_Work instructions:_
Count every line in the entries that follow where the word "শতপথ" appears, then state only the total.

>> start

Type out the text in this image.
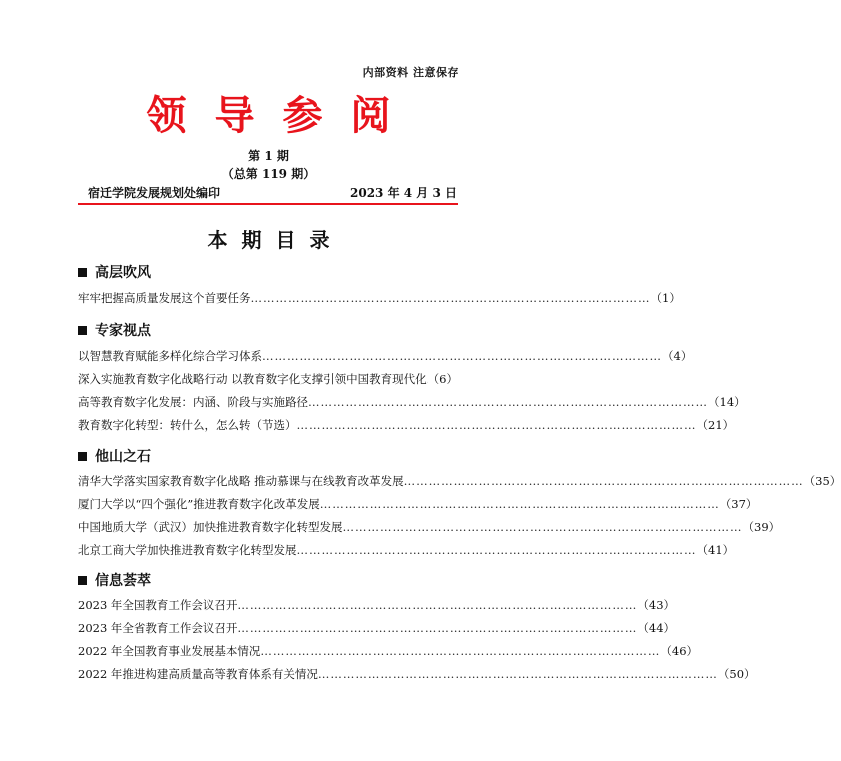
内部资料 注意保存
领导参阅
第 1 期
（总第 119 期）
宿迁学院发展规划处编印	2023 年 4 月 3 日
本期目录
高层吹风
牢牢把握高质量发展这个首要任务 …………………………………………………………………………………… （1）
专家视点
以智慧教育赋能多样化综合学习体系 …………………………………………………………………………………… （4）
深入实施教育数字化战略行动 以教育数字化支撑引领中国教育现代化 （6）
高等教育数字化发展：内涵、阶段与实施路径 …………………………………………………………………………………… （14）
教育数字化转型：转什么，怎么转（节选） …………………………………………………………………………………… （21）
他山之石
清华大学落实国家教育数字化战略 推动慕课与在线教育改革发展 …………………………………………………………………………………… （35）
厦门大学以“四个强化”推进教育数字化改革发展 …………………………………………………………………………………… （37）
中国地质大学（武汉）加快推进教育数字化转型发展 …………………………………………………………………………………… （39）
北京工商大学加快推进教育数字化转型发展 …………………………………………………………………………………… （41）
信息荟萃
2023 年全国教育工作会议召开 …………………………………………………………………………………… （43）
2023 年全省教育工作会议召开 …………………………………………………………………………………… （44）
2022 年全国教育事业发展基本情况 …………………………………………………………………………………… （46）
2022 年推进构建高质量高等教育体系有关情况 …………………………………………………………………………………… （50）
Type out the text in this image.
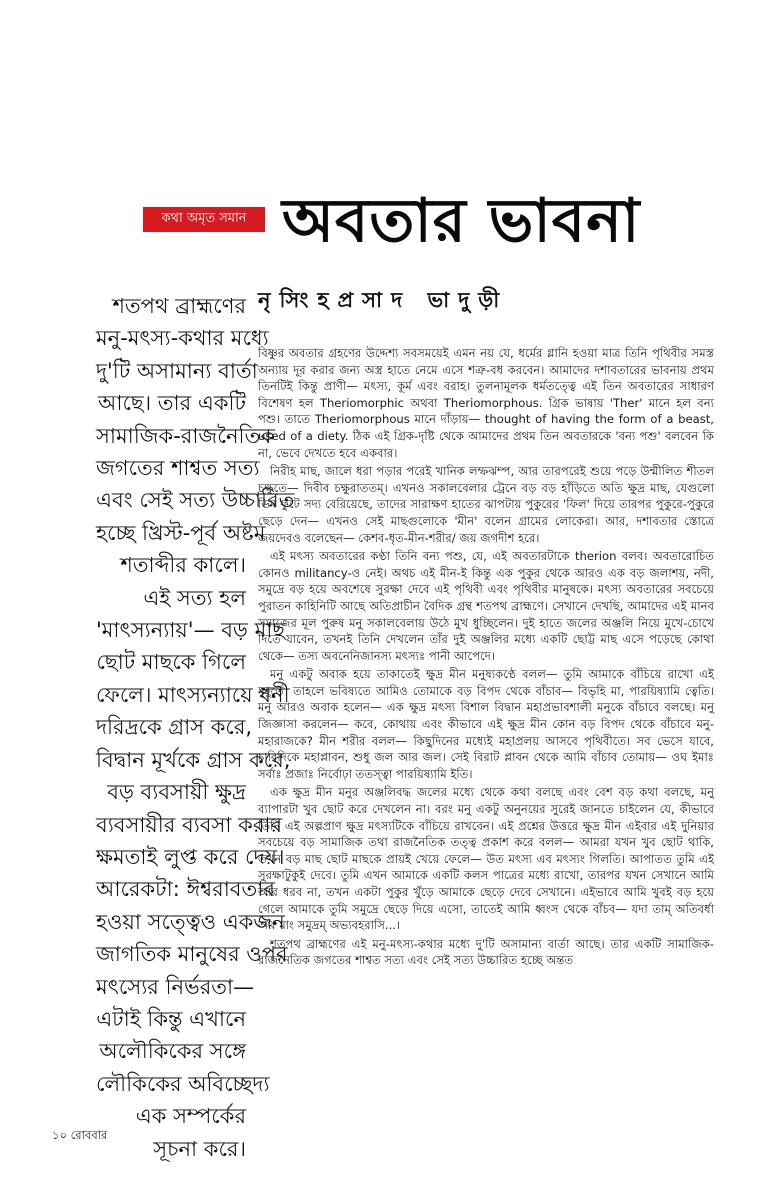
কথা অমৃত সমান অবতার ভাবনা
নৃসিংহপ্রসাদ ভাদুড়ী
শতপথ ব্রাহ্মণের
মনু-মৎস্য-কথার মধ্যে
দু'টি অসামান্য বার্তা
আছে। তার একটি
সামাজিক-রাজনৈতিক
জগতের শাশ্বত সত্য
এবং সেই সত্য উচ্চারিত
হচ্ছে খ্রিস্ট-পূর্ব অষ্টম
শতাব্দীর কালে।
এই সত্য হল
'মাৎস্যন্যায়'— বড় মাছ
ছোট মাছকে গিলে
ফেলে। মাৎস্যন্যায়ে ধনী
দরিদ্রকে গ্রাস করে,
বিদ্বান মূর্খকে গ্রাস করে,
বড় ব্যবসায়ী ক্ষুদ্র
ব্যবসায়ীর ব্যবসা করার
ক্ষমতাই লুপ্ত করে দেয়।
আরেকটা: ঈশ্বরাবতার
হওয়া সত্ত্বেও একজন
জাগতিক মানুষের ওপর
মৎস্যের নির্ভরতা—
এটাই কিন্তু এখানে
অলৌকিকের সঙ্গে
লৌকিকের অবিচ্ছেদ্য
এক সম্পর্কের
সূচনা করে।

বিষ্ণুর অবতার গ্রহণের উদ্দেশ্য সবসময়েই এমন নয় যে, ধর্মের গ্লানি হওয়া মাত্র তিনি পৃথিবীর সমস্ত অন্যায় দূর করার জন্য অস্ত্র হাতে নেমে এসে শত্রু-বধ করবেন। আমাদের দশাবতারের ভাবনায় প্রথম তিনটিই কিন্তু প্রাণী— মৎস্য, কূর্ম এবং বরাহ। তুলনামূলক ধর্মতত্ত্বে এই তিন অবতারের সাধারণ বিশেষণ হল Theriomorphic অথবা Theriomorphous. গ্রিক ভাষায় 'Ther' মানে হল বন্য পশু। তাতে Theriomorphous মানে দাঁড়ায়— thought of having the form of a beast, used of a diety. ঠিক এই গ্রিক-দৃষ্টি থেকে আমাদের প্রথম তিন অবতারকে 'বন্য পশু' বলবেন কি না, ভেবে দেখতে হবে একবার।

নিরীহ মাছ, জালে ধরা পড়ার পরেই খানিক লম্ফঝম্প, আর তারপরেই শুয়ে পড়ে উন্মীলিত শীতল চক্ষুতে— দিবীব চক্ষুরাততম্। এখনও সকালবেলার ট্রেনে বড় বড় হাঁড়িতে অতি ক্ষুদ্র মাছ, যেগুলো ডিম ফুটে সদ্য বেরিয়েছে, তাদের সারাক্ষণ হাতের ঝাপটায় পুকুরের 'ফিল' দিয়ে তারপর পুকুরে-পুকুরে ছেড়ে দেন— এখনও সেই মাছগুলোকে 'মীন' বলেন গ্রামের লোকেরা। আর, দশাবতার স্তোত্রে জয়দেবও বলেছেন— কেশব-ধৃত-মীন-শরীর/ জয় জগদীশ হরে।

এই মৎস্য অবতারের কণ্ঠা তিনি বন্য পশু, যে, এই অবতারটাকে therion বলব। অবতারোচিত কোনও militancy-ও নেই। অথচ এই মীন-ই কিন্তু এক পুকুর থেকে আরও এক বড় জলাশয়, নদী, সমুদ্রে বড় হয়ে অবশেষে সুরক্ষা দেবে এই পৃথিবী এবং পৃথিবীর মানুষকে। মৎস্য অবতারের সবচেয়ে পুরাতন কাহিনিটি আছে অতিপ্রাচীন বৈদিক গ্রন্থ শতপথ ব্রাহ্মণে। সেখানে দেখছি, আমাদের এই মানব সমাজের মূল পুরুষ মনু সকালবেলায় উঠে মুখ ধুচ্ছিলেন। দুই হাতে জলের অঞ্জলি নিয়ে মুখে-চোখে দিতে যাবেন, তখনই তিনি দেখলেন তাঁর দুই অঞ্জলির মধ্যে একটি ছোট্ট মাছ এসে পড়েছে কোথা থেকে— তস্য অবনেনিজানস্য মৎস্যঃ পানী আপেদে।

মনু একটু অবাক হয়ে তাকাতেই ক্ষুদ্র মীন মনুষ্যকণ্ঠে বলল— তুমি আমাকে বাঁচিয়ে রাখো এই মুহূর্তে। তাহলে ভবিষ্যতে আমিও তোমাকে বড় বিপদ থেকে বাঁচাব— বিভৃহি মা, পারয়িষ্যামি ত্বেতি। মনু আরও অবাক হলেন— এক ক্ষুদ্র মৎস্য বিশাল বিদ্বান মহাপ্রভাবশালী মনুকে বাঁচাবে বলছে। মনু জিজ্ঞাসা করলেন— কবে, কোথায় এবং কীভাবে এই ক্ষুদ্র মীন কোন বড় বিপদ থেকে বাঁচাবে মনু-মহারাজকে? মীন শরীর বলল— কিছুদিনের মধ্যেই মহাপ্রলয় আসবে পৃথিবীতে। সব ভেসে যাবে, চারিদিকে মহাপ্লাবন, শুধু জল আর জল। সেই বিরাট প্লাবন থেকে আমি বাঁচাব তোমায়— ওঘ ইমাঃ সর্বাঃ প্রজাঃ নির্বোঢ়া ততস্ত্বা পারয়িষ্যামি ইতি।

এক ক্ষুদ্র মীন মনুর অঞ্জলিবদ্ধ জলের মধ্যে থেকে কথা বলছে এবং বেশ বড় কথা বলছে, মনু ব্যাপারটা খুব ছোট করে দেখলেন না। বরং মনু একটু অনুনয়ের সুরেই জানতে চাইলেন যে, কীভাবে তিনি এই অল্পপ্রাণ ক্ষুদ্র মৎস্যটিকে বাঁচিয়ে রাখবেন। এই প্রশ্নের উত্তরে ক্ষুদ্র মীন এইবার এই দুনিয়ার সবচেয়ে বড় সামাজিক তথা রাজনৈতিক তত্ত্ব প্রকাশ করে বলল— আমরা যখন খুব ছোট থাকি, তখন বড় মাছ ছোট মাছকে প্রায়ই খেয়ে ফেলে— উত মৎস্য এব মৎস্যং গিলতি। আপাতত তুমি এই সুরক্ষাটুকুই দেবে। তুমি এখন আমাকে একটি কলস পাত্রের মধ্যে রাখো, তারপর যখন সেখানে আমি আর ধরব না, তখন একটা পুকুর খুঁড়ে আমাকে ছেড়ে দেবে সেখানে। এইভাবে আমি খুবই বড় হয়ে গেলে আমাকে তুমি সমুদ্রে ছেড়ে দিয়ে এসো, তাতেই আমি ধ্বংস থেকে বাঁচব— যদা তাম্ অতিবর্ধা অথ মাং সমুদ্রম্ অভ্যবহরাসি...।

শতপথ ব্রাহ্মণের এই মনু-মৎস্য-কথার মধ্যে দু'টি অসামান্য বার্তা আছে। তার একটি সামাজিক-রাজনৈতিক জগতের শাশ্বত সত্য এবং সেই সত্য উচ্চারিত হচ্ছে অন্তত

১০ রোববার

>> end

_Complete answer:_
3